> _GIVEN PROBLEM_
A faithful transcription of all the data is required.

> _PROVIDED MATERIAL_
————————

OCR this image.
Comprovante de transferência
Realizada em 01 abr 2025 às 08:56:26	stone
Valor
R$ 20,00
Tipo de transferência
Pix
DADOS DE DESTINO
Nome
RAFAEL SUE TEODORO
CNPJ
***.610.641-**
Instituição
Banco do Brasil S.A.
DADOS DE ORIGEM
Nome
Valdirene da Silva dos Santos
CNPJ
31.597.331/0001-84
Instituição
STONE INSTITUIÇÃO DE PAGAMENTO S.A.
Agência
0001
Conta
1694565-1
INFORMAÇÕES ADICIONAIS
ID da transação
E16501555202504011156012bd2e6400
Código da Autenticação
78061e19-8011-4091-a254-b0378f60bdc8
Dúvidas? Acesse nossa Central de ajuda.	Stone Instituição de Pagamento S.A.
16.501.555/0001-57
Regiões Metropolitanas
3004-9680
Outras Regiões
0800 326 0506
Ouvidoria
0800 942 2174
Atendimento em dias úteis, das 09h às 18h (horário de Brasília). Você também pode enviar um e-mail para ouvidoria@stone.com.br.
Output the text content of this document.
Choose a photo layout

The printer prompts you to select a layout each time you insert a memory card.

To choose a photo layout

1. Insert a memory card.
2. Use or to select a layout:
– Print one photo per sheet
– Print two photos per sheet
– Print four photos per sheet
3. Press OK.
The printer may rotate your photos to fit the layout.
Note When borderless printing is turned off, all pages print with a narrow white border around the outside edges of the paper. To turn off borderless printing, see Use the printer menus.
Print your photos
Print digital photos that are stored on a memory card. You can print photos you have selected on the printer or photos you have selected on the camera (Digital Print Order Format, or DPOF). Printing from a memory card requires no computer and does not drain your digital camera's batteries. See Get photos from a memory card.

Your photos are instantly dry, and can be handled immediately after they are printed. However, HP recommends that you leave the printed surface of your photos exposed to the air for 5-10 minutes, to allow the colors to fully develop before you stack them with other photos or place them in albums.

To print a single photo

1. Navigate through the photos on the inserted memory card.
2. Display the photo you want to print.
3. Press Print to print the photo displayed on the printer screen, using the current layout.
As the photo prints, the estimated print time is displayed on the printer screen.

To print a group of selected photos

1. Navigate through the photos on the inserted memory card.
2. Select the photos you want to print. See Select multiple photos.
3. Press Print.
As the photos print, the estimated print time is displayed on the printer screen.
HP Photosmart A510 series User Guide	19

————————

> _SOLUTION_
OCR this image.
Comprovante de transferência
Realizada em 01 abr 2025 às 08:56:26	stone
Valor
R$ 20,00
Tipo de transferência
Pix
DADOS DE DESTINO
Nome
RAFAEL SUE TEODORO
CNPJ
***.610.641-**
Instituição
Banco do Brasil S.A.
DADOS DE ORIGEM
Nome
Valdirene da Silva dos Santos
CNPJ
31.597.331/0001-84
Instituição
STONE INSTITUIÇÃO DE PAGAMENTO S.A.
Agência
0001
Conta
1694565-1
INFORMAÇÕES ADICIONAIS
ID da transação
E16501555202504011156012bd2e6400
Código da Autenticação
78061e19-8011-4091-a254-b0378f60bdc8
Dúvidas? Acesse nossa Central de ajuda.	Stone Instituição de Pagamento S.A.
16.501.555/0001-57
Regiões Metropolitanas
3004-9680
Outras Regiões
0800 326 0506
Ouvidoria
0800 942 2174
Atendimento em dias úteis, das 09h às 18h (horário de Brasília). Você também pode enviar um e-mail para ouvidoria@stone.com.br.
Output the text content of this document.
Choose a photo layout

The printer prompts you to select a layout each time you insert a memory card.

To choose a photo layout

1. Insert a memory card.
2. Use or to select a layout:
– Print one photo per sheet
– Print two photos per sheet
– Print four photos per sheet
3. Press OK.
The printer may rotate your photos to fit the layout.
Note When borderless printing is turned off, all pages print with a narrow white border around the outside edges of the paper. To turn off borderless printing, see Use the printer menus.
Print your photos
Print digital photos that are stored on a memory card. You can print photos you have selected on the printer or photos you have selected on the camera (Digital Print Order Format, or DPOF). Printing from a memory card requires no computer and does not drain your digital camera's batteries. See Get photos from a memory card.

Your photos are instantly dry, and can be handled immediately after they are printed. However, HP recommends that you leave the printed surface of your photos exposed to the air for 5-10 minutes, to allow the colors to fully develop before you stack them with other photos or place them in albums.

To print a single photo

1. Navigate through the photos on the inserted memory card.
2. Display the photo you want to print.
3. Press Print to print the photo displayed on the printer screen, using the current layout.
As the photo prints, the estimated print time is displayed on the printer screen.

To print a group of selected photos

1. Navigate through the photos on the inserted memory card.
2. Select the photos you want to print. See Select multiple photos.
3. Press Print.
As the photos print, the estimated print time is displayed on the printer screen.
HP Photosmart A510 series User Guide	19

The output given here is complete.